PASSAGE SHOWN:
--------
You tried to tip the paramedic for finding you.
If I die I am blaming you for not answering to tell me the proper dosage of horse tranquilizers to take
I woke up and took my shirt off, and there was what I was assume to be pieces of tree in my chest hair. Any ideas about that one?
The fool I made of myself at the Ugly Christmas Sweater party last night was surpassed this morning when I walk of shamed 6 miles at 7am with one mysterious wet leg and no pants on. I think my mom saw me and waved.
If the cops knock on your door and ask if you saw anyone throw an orange out the window I was never there.
Woke up the next morning in an 8 year old's bedroom. Saw my bra swinging from the spiderman ceiling fan and decided it would be best to dip out w/o it.
Dude, you like sabotaged my shower time by walking in and eating a snack pack on the toilet. That's messed up on levels that haven't even been created.
When you see a guy in a wheelchair try to be cool and pop a wheelie, and then fall over backward and hit his head, is it funny or sad?
I heard you shushing me, but my screaming orgasm drowned it out.
--------
[Stored data entries]
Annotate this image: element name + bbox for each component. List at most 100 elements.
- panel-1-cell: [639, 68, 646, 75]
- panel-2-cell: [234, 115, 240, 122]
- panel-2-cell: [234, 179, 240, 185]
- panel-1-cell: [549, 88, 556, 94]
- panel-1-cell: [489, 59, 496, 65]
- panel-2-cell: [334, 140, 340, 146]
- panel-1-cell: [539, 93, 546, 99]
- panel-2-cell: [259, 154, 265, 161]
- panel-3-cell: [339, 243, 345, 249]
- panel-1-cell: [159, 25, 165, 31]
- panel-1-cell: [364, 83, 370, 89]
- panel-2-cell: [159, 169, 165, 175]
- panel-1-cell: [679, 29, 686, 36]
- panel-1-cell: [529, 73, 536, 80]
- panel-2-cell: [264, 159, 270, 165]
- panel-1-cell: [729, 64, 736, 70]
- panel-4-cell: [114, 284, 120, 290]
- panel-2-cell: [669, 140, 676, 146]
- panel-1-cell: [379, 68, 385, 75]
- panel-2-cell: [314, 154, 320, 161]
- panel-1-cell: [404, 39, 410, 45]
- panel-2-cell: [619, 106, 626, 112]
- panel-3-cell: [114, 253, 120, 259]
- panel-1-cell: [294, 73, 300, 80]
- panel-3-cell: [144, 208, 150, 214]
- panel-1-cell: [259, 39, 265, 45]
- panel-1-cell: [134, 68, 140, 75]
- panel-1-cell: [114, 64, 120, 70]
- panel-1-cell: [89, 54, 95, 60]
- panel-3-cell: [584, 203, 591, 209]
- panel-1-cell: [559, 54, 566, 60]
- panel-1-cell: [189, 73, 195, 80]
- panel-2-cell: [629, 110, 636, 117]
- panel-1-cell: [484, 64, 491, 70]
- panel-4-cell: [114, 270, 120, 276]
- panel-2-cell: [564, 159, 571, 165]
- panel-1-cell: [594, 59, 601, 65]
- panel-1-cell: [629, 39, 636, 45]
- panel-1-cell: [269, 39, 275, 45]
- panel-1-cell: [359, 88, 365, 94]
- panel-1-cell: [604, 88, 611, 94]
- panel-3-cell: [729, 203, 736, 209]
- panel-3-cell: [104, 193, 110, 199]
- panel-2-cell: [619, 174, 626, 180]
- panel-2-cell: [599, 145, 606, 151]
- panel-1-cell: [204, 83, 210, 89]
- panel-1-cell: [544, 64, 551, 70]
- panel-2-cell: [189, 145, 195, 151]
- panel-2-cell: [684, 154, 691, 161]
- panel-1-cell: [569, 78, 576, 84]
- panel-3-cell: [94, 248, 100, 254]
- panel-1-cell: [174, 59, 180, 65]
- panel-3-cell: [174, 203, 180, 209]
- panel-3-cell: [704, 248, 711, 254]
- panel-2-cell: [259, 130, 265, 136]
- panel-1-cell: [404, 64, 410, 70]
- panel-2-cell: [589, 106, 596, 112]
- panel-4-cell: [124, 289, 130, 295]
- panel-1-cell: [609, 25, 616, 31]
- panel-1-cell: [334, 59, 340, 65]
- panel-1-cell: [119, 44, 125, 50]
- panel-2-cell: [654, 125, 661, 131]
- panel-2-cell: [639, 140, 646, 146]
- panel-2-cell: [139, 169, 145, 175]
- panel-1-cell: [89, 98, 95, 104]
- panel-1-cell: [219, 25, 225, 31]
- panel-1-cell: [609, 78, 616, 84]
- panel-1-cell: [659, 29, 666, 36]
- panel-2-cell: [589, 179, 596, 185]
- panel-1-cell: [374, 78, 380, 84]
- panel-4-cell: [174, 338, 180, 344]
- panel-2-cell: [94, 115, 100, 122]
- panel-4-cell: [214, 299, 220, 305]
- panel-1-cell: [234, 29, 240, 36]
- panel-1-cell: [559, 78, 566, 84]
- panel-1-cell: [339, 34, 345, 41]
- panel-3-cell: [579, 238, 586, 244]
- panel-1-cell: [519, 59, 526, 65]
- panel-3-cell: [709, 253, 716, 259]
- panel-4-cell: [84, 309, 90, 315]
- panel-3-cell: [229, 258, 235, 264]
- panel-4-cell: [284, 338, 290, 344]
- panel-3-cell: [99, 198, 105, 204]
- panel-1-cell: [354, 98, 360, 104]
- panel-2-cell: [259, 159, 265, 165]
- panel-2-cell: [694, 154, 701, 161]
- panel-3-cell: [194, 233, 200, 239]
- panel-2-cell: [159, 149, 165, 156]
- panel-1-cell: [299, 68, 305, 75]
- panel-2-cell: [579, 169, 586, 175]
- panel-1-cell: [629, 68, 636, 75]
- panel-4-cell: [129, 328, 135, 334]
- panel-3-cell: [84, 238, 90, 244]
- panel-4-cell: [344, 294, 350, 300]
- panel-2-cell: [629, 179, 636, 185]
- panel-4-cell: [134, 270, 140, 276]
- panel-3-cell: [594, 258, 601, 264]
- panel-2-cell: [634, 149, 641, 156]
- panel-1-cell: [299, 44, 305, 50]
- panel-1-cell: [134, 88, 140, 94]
--------
WHAT NEEDS TO BE DONE:
Answer these questions from the passage shown above.
(a) What did the person try to tip the paramedic for?
(b) How far did the writer walk the morning after the Ugly Christmas Sweater party, and at what time?
(c) What was the bra swinging from in the 8 year old's bedroom?

RESULT:
(a) For finding them.
(b) 6 miles, at 7am.
(c) The spiderman ceiling fan.